◆ Problem details: Pull out every line with the word "structure" from the entries below.

◆ Information supplied:
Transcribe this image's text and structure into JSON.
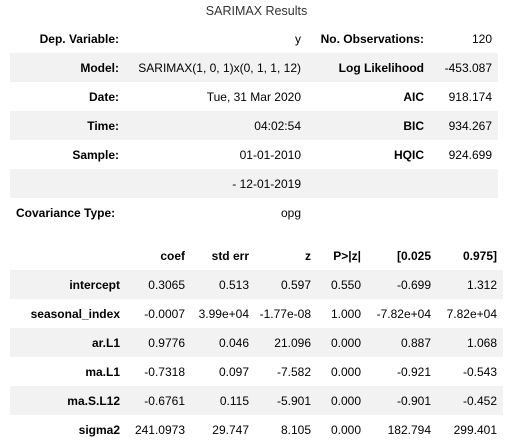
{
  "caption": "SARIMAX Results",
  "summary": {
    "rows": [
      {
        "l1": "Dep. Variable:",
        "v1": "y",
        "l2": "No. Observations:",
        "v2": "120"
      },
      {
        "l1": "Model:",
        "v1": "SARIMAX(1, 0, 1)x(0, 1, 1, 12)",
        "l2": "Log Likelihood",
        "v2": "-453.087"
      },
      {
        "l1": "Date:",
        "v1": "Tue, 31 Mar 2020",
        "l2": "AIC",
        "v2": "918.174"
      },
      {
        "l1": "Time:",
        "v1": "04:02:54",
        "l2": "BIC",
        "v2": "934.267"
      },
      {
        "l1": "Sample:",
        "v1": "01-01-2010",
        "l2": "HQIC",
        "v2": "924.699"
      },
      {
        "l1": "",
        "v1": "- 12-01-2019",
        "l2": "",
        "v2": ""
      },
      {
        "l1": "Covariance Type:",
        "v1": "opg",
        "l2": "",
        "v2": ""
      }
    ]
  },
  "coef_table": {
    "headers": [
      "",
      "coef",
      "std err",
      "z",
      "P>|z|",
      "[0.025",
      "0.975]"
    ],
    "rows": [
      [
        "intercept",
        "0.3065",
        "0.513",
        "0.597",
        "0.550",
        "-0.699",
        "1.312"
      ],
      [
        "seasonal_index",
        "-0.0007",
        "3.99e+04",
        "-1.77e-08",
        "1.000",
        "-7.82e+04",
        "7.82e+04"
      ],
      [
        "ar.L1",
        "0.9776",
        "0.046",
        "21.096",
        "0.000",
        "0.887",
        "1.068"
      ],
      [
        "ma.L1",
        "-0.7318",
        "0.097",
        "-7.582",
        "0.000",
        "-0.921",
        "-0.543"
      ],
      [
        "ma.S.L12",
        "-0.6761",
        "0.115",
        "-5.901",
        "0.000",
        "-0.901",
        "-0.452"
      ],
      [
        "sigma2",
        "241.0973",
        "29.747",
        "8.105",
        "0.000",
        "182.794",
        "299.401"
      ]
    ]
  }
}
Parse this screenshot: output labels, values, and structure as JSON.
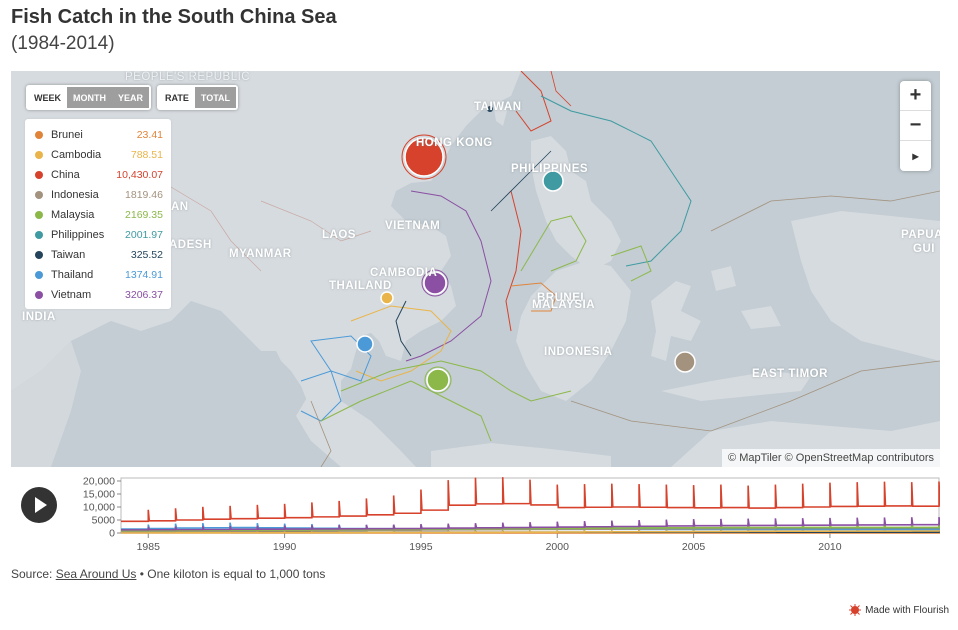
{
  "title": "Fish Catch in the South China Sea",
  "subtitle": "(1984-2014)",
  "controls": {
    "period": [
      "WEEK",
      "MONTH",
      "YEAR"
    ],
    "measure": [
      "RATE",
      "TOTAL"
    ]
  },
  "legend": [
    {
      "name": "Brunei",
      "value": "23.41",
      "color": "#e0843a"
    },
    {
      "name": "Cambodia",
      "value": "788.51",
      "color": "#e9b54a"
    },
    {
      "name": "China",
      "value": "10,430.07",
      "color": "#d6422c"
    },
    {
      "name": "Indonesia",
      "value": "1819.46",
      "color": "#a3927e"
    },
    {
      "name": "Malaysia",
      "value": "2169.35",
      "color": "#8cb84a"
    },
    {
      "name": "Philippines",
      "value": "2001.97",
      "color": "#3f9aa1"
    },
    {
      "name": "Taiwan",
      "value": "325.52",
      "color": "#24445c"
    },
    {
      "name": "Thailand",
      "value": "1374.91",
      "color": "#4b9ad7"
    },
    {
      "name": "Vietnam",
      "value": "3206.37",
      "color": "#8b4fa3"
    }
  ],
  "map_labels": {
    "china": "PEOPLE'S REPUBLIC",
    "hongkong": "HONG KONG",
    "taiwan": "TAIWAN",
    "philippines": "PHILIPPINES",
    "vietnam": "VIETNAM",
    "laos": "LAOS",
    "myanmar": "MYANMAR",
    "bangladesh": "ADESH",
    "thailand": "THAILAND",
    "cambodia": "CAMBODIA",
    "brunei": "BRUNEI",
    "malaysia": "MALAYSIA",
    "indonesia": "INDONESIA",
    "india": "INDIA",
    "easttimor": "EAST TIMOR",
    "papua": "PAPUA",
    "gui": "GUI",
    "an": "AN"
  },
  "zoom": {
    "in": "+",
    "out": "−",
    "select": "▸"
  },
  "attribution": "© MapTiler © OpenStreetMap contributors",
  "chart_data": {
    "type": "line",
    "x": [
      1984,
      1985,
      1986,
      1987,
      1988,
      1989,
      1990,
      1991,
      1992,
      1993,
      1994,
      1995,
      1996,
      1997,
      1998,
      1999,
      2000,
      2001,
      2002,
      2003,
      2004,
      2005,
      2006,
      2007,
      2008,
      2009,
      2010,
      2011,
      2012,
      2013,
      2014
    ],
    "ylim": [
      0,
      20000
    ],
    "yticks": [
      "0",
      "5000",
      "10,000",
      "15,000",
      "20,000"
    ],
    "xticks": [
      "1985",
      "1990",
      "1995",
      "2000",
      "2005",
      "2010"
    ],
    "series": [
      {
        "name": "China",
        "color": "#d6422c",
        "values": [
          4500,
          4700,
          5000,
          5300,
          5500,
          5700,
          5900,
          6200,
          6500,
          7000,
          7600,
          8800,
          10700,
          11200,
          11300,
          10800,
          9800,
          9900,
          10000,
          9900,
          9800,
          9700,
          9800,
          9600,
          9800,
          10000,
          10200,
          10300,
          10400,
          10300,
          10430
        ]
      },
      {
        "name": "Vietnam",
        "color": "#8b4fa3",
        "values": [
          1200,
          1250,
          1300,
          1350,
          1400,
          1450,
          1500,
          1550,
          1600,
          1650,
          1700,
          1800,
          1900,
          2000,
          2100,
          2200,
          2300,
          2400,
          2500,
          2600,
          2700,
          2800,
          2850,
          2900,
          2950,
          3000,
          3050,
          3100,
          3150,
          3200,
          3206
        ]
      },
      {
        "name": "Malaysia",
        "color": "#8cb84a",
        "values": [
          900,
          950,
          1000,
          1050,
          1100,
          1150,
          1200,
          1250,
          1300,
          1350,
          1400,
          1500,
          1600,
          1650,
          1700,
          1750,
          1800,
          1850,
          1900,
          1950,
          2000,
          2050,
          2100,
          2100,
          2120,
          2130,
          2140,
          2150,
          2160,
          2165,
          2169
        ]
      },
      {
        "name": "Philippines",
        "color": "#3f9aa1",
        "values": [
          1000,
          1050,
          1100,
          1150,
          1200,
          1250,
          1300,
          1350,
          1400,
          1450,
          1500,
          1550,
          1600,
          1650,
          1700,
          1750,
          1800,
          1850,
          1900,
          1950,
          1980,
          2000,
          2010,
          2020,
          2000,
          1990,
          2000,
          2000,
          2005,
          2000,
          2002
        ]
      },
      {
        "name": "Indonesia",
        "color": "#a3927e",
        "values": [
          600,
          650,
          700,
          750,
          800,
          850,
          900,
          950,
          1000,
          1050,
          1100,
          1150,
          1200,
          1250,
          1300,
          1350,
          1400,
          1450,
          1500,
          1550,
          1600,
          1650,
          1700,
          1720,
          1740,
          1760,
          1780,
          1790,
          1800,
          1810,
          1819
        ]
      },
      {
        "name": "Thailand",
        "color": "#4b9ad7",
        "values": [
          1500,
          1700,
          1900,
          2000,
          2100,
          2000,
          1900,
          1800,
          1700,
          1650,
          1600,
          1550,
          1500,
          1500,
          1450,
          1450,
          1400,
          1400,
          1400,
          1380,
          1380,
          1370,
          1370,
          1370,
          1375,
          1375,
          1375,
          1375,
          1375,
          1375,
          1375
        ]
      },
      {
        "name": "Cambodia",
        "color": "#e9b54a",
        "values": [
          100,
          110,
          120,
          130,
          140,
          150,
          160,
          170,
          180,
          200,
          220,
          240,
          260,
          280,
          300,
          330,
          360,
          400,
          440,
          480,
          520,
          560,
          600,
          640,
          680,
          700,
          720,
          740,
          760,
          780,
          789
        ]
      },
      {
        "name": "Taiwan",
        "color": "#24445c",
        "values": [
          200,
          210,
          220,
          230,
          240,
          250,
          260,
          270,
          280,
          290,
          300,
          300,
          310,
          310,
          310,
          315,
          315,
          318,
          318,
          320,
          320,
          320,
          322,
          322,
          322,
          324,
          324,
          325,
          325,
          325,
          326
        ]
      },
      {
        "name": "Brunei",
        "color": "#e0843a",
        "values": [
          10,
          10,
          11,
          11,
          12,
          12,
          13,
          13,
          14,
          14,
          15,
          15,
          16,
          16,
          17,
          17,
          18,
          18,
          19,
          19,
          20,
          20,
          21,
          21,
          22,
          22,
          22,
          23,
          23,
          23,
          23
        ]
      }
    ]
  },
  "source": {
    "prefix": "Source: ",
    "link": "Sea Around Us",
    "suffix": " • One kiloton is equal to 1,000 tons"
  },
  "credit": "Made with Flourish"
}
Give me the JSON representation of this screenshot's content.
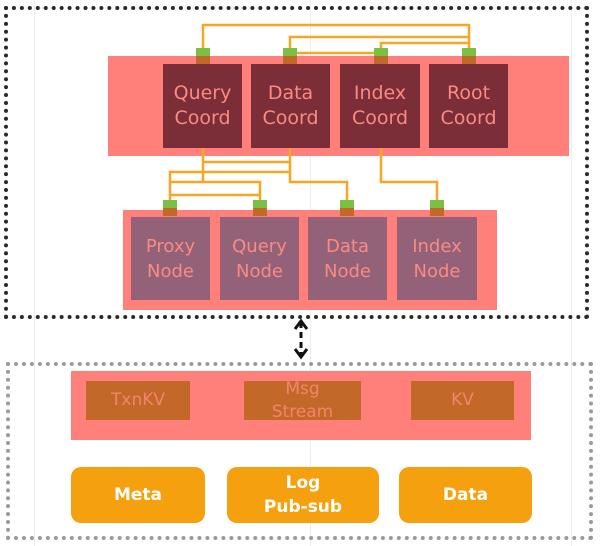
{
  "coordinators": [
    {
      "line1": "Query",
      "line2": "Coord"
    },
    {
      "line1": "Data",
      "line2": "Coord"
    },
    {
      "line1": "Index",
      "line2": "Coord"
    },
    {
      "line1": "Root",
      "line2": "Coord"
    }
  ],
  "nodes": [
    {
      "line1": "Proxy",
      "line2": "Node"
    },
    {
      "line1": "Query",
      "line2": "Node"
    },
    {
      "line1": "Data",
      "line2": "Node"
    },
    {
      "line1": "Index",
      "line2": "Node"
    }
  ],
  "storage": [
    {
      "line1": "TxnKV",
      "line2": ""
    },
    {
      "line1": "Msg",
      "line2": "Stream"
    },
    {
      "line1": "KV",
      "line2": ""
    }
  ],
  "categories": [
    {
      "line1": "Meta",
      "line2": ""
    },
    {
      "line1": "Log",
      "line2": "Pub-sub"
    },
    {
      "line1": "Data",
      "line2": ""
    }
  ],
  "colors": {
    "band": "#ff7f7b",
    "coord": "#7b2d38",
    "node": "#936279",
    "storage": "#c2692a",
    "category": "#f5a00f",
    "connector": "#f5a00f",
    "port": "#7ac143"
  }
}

◆ Output for this exercise:
Transcribe this image's text and structure into JSON.
Parse this screenshot: output labels, values, and structure as JSON.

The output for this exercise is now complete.